#### Written exercise:
Would you write out the listing verbatim and skip every picture in it?

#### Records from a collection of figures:

▬▬▬▬▬▬

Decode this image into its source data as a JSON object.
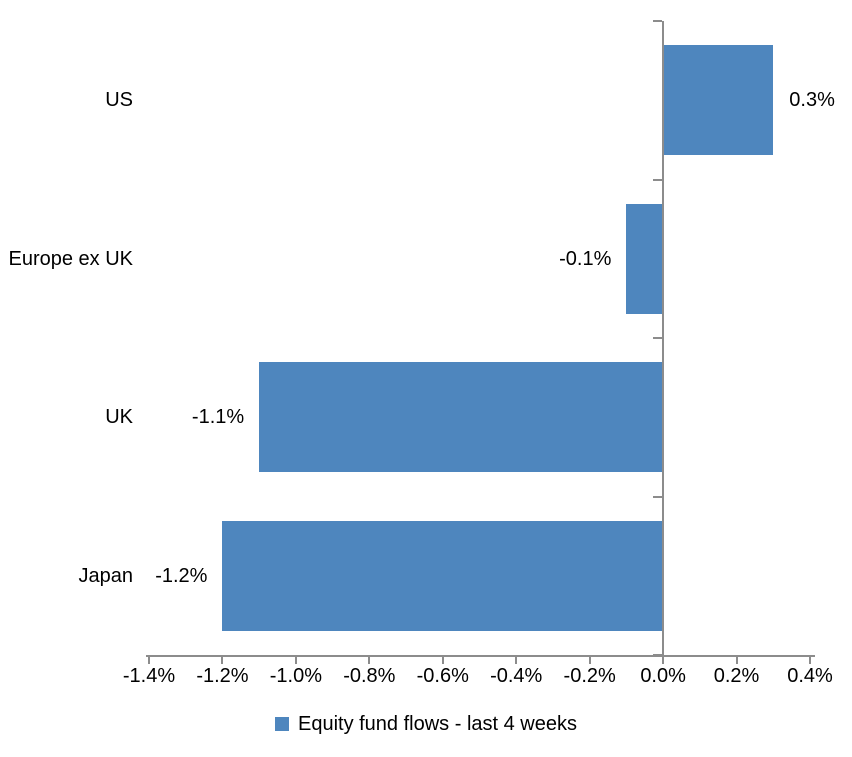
{
  "chart_data": {
    "type": "bar",
    "orientation": "horizontal",
    "title": "",
    "xlabel": "",
    "ylabel": "",
    "categories": [
      "US",
      "Europe ex UK",
      "UK",
      "Japan"
    ],
    "series": [
      {
        "name": "Equity fund flows - last 4 weeks",
        "values": [
          0.3,
          -0.1,
          -1.1,
          -1.2
        ],
        "value_labels": [
          "0.3%",
          "-0.1%",
          "-1.1%",
          "-1.2%"
        ]
      }
    ],
    "series_name": "Equity fund flows - last 4 weeks",
    "xlim": [
      -1.4,
      0.4
    ],
    "x_ticks": [
      -1.4,
      -1.2,
      -1.0,
      -0.8,
      -0.6,
      -0.4,
      -0.2,
      0.0,
      0.2,
      0.4
    ],
    "x_tick_labels": [
      "-1.4%",
      "-1.2%",
      "-1.0%",
      "-0.8%",
      "-0.6%",
      "-0.4%",
      "-0.2%",
      "0.0%",
      "0.2%",
      "0.4%"
    ],
    "grid": false,
    "legend_position": "bottom",
    "value_axis_cross": 0.0,
    "colors": {
      "bar": "#4e86be",
      "axis": "#8c8c8c",
      "text": "#000000",
      "background": "#ffffff"
    }
  }
}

▬▬▬▬▬▬

#### Written reply:
Decode this image into its source data as a JSON object.
{
  "chart_data": {
    "type": "bar",
    "orientation": "horizontal",
    "title": "",
    "xlabel": "",
    "ylabel": "",
    "categories": [
      "US",
      "Europe ex UK",
      "UK",
      "Japan"
    ],
    "series": [
      {
        "name": "Equity fund flows - last 4 weeks",
        "values": [
          0.3,
          -0.1,
          -1.1,
          -1.2
        ],
        "value_labels": [
          "0.3%",
          "-0.1%",
          "-1.1%",
          "-1.2%"
        ]
      }
    ],
    "series_name": "Equity fund flows - last 4 weeks",
    "xlim": [
      -1.4,
      0.4
    ],
    "x_ticks": [
      -1.4,
      -1.2,
      -1.0,
      -0.8,
      -0.6,
      -0.4,
      -0.2,
      0.0,
      0.2,
      0.4
    ],
    "x_tick_labels": [
      "-1.4%",
      "-1.2%",
      "-1.0%",
      "-0.8%",
      "-0.6%",
      "-0.4%",
      "-0.2%",
      "0.0%",
      "0.2%",
      "0.4%"
    ],
    "grid": false,
    "legend_position": "bottom",
    "value_axis_cross": 0.0,
    "colors": {
      "bar": "#4e86be",
      "axis": "#8c8c8c",
      "text": "#000000",
      "background": "#ffffff"
    }
  }
}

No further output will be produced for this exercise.